Your goal
Return each line of the data below verbatim; pictures are to be left out.

++++ Exercise material

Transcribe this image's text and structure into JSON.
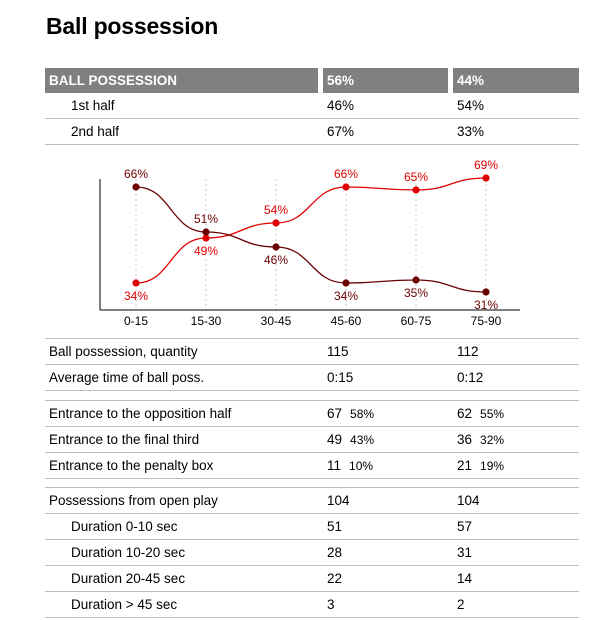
{
  "title": "Ball possession",
  "header": {
    "label": "BALL POSSESSION",
    "team1": "56%",
    "team2": "44%"
  },
  "halves": [
    {
      "label": "1st half",
      "team1": "46%",
      "team2": "54%"
    },
    {
      "label": "2nd half",
      "team1": "67%",
      "team2": "33%"
    }
  ],
  "colors": {
    "team1": "#e00000",
    "team2": "#6b0000",
    "header_bg": "#808080",
    "rule": "#bdbdbd"
  },
  "chart_data": {
    "type": "line",
    "categories": [
      "0-15",
      "15-30",
      "30-45",
      "45-60",
      "60-75",
      "75-90"
    ],
    "series": [
      {
        "values": [
          34,
          49,
          54,
          66,
          65,
          69
        ],
        "labels": [
          "34%",
          "49%",
          "54%",
          "66%",
          "65%",
          "69%"
        ]
      },
      {
        "values": [
          66,
          51,
          46,
          34,
          35,
          31
        ],
        "labels": [
          "66%",
          "51%",
          "46%",
          "34%",
          "35%",
          "31%"
        ]
      }
    ],
    "ylim": [
      25,
      75
    ],
    "grid": "vertical dashed"
  },
  "stats_a": [
    {
      "label": "Ball possession, quantity",
      "team1": "115",
      "team2": "112"
    },
    {
      "label": "Average time of ball poss.",
      "team1": "0:15",
      "team2": "0:12"
    }
  ],
  "stats_b": [
    {
      "label": "Entrance to the opposition half",
      "team1": "67",
      "team1_pct": "58%",
      "team2": "62",
      "team2_pct": "55%"
    },
    {
      "label": "Entrance to the final third",
      "team1": "49",
      "team1_pct": "43%",
      "team2": "36",
      "team2_pct": "32%"
    },
    {
      "label": "Entrance to the penalty box",
      "team1": "11",
      "team1_pct": "10%",
      "team2": "21",
      "team2_pct": "19%"
    }
  ],
  "stats_c": [
    {
      "label": "Possessions from open play",
      "team1": "104",
      "team2": "104"
    },
    {
      "label": "Duration  0-10 sec",
      "team1": "51",
      "team2": "57"
    },
    {
      "label": "Duration  10-20 sec",
      "team1": "28",
      "team2": "31"
    },
    {
      "label": "Duration  20-45 sec",
      "team1": "22",
      "team2": "14"
    },
    {
      "label": "Duration  > 45 sec",
      "team1": "3",
      "team2": "2"
    }
  ]
}
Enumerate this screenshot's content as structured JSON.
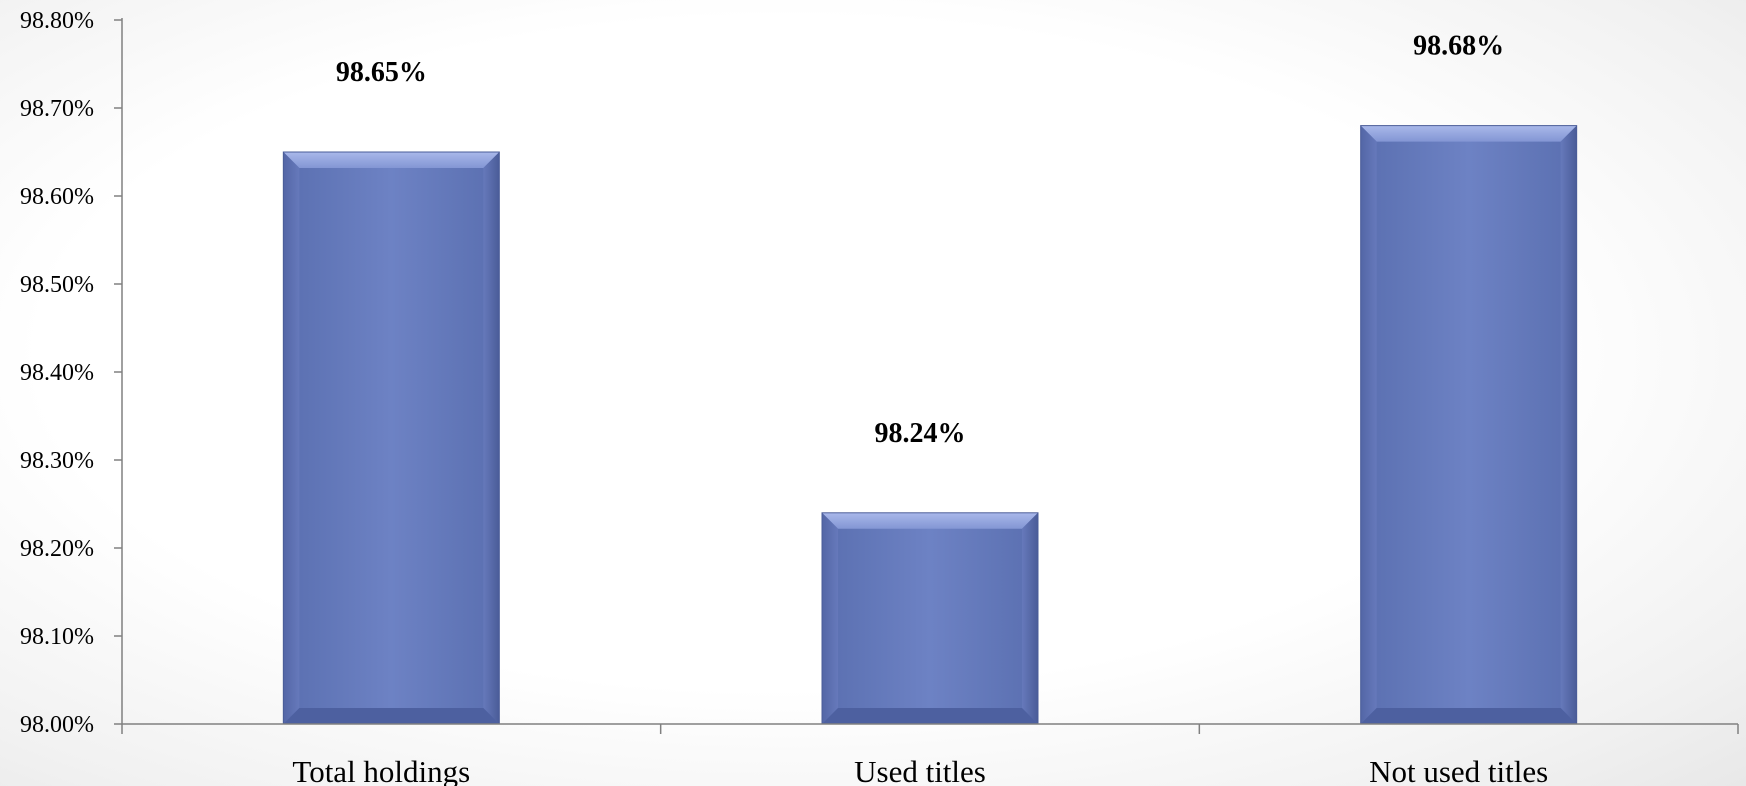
{
  "chart_data": {
    "type": "bar",
    "title": "",
    "xlabel": "",
    "ylabel": "",
    "categories": [
      "Total holdings",
      "Used titles",
      "Not used titles"
    ],
    "values": [
      98.65,
      98.24,
      98.68
    ],
    "value_labels": [
      "98.65%",
      "98.24%",
      "98.68%"
    ],
    "ylim": [
      98.0,
      98.8
    ],
    "yticks": [
      98.0,
      98.1,
      98.2,
      98.3,
      98.4,
      98.5,
      98.6,
      98.7,
      98.8
    ],
    "ytick_labels": [
      "98.00%",
      "98.10%",
      "98.20%",
      "98.30%",
      "98.40%",
      "98.50%",
      "98.60%",
      "98.70%",
      "98.80%"
    ],
    "grid": false,
    "legend": "none",
    "bar_color": "#6a80c2",
    "axis_color": "#808080"
  }
}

++++++++

Correct response
Transcribe this image's text and structure into JSON.
{
  "title": "Ball possession",
  "header": {
    "label": "BALL POSSESSION",
    "team1": "56%",
    "team2": "44%"
  },
  "halves": [
    {
      "label": "1st half",
      "team1": "46%",
      "team2": "54%"
    },
    {
      "label": "2nd half",
      "team1": "67%",
      "team2": "33%"
    }
  ],
  "colors": {
    "team1": "#e00000",
    "team2": "#6b0000",
    "header_bg": "#808080",
    "rule": "#bdbdbd"
  },
  "chart_data": {
    "type": "line",
    "categories": [
      "0-15",
      "15-30",
      "30-45",
      "45-60",
      "60-75",
      "75-90"
    ],
    "series": [
      {
        "values": [
          34,
          49,
          54,
          66,
          65,
          69
        ],
        "labels": [
          "34%",
          "49%",
          "54%",
          "66%",
          "65%",
          "69%"
        ]
      },
      {
        "values": [
          66,
          51,
          46,
          34,
          35,
          31
        ],
        "labels": [
          "66%",
          "51%",
          "46%",
          "34%",
          "35%",
          "31%"
        ]
      }
    ],
    "ylim": [
      25,
      75
    ],
    "grid": "vertical dashed"
  },
  "stats_a": [
    {
      "label": "Ball possession, quantity",
      "team1": "115",
      "team2": "112"
    },
    {
      "label": "Average time of ball poss.",
      "team1": "0:15",
      "team2": "0:12"
    }
  ],
  "stats_b": [
    {
      "label": "Entrance to the opposition half",
      "team1": "67",
      "team1_pct": "58%",
      "team2": "62",
      "team2_pct": "55%"
    },
    {
      "label": "Entrance to the final third",
      "team1": "49",
      "team1_pct": "43%",
      "team2": "36",
      "team2_pct": "32%"
    },
    {
      "label": "Entrance to the penalty box",
      "team1": "11",
      "team1_pct": "10%",
      "team2": "21",
      "team2_pct": "19%"
    }
  ],
  "stats_c": [
    {
      "label": "Possessions from open play",
      "team1": "104",
      "team2": "104"
    },
    {
      "label": "Duration  0-10 sec",
      "team1": "51",
      "team2": "57"
    },
    {
      "label": "Duration  10-20 sec",
      "team1": "28",
      "team2": "31"
    },
    {
      "label": "Duration  20-45 sec",
      "team1": "22",
      "team2": "14"
    },
    {
      "label": "Duration  > 45 sec",
      "team1": "3",
      "team2": "2"
    }
  ]
}
Enumerate this screenshot's content as structured JSON.
{
  "chart_data": {
    "type": "bar",
    "title": "",
    "xlabel": "",
    "ylabel": "",
    "categories": [
      "Total holdings",
      "Used titles",
      "Not used titles"
    ],
    "values": [
      98.65,
      98.24,
      98.68
    ],
    "value_labels": [
      "98.65%",
      "98.24%",
      "98.68%"
    ],
    "ylim": [
      98.0,
      98.8
    ],
    "yticks": [
      98.0,
      98.1,
      98.2,
      98.3,
      98.4,
      98.5,
      98.6,
      98.7,
      98.8
    ],
    "ytick_labels": [
      "98.00%",
      "98.10%",
      "98.20%",
      "98.30%",
      "98.40%",
      "98.50%",
      "98.60%",
      "98.70%",
      "98.80%"
    ],
    "grid": false,
    "legend": "none",
    "bar_color": "#6a80c2",
    "axis_color": "#808080"
  }
}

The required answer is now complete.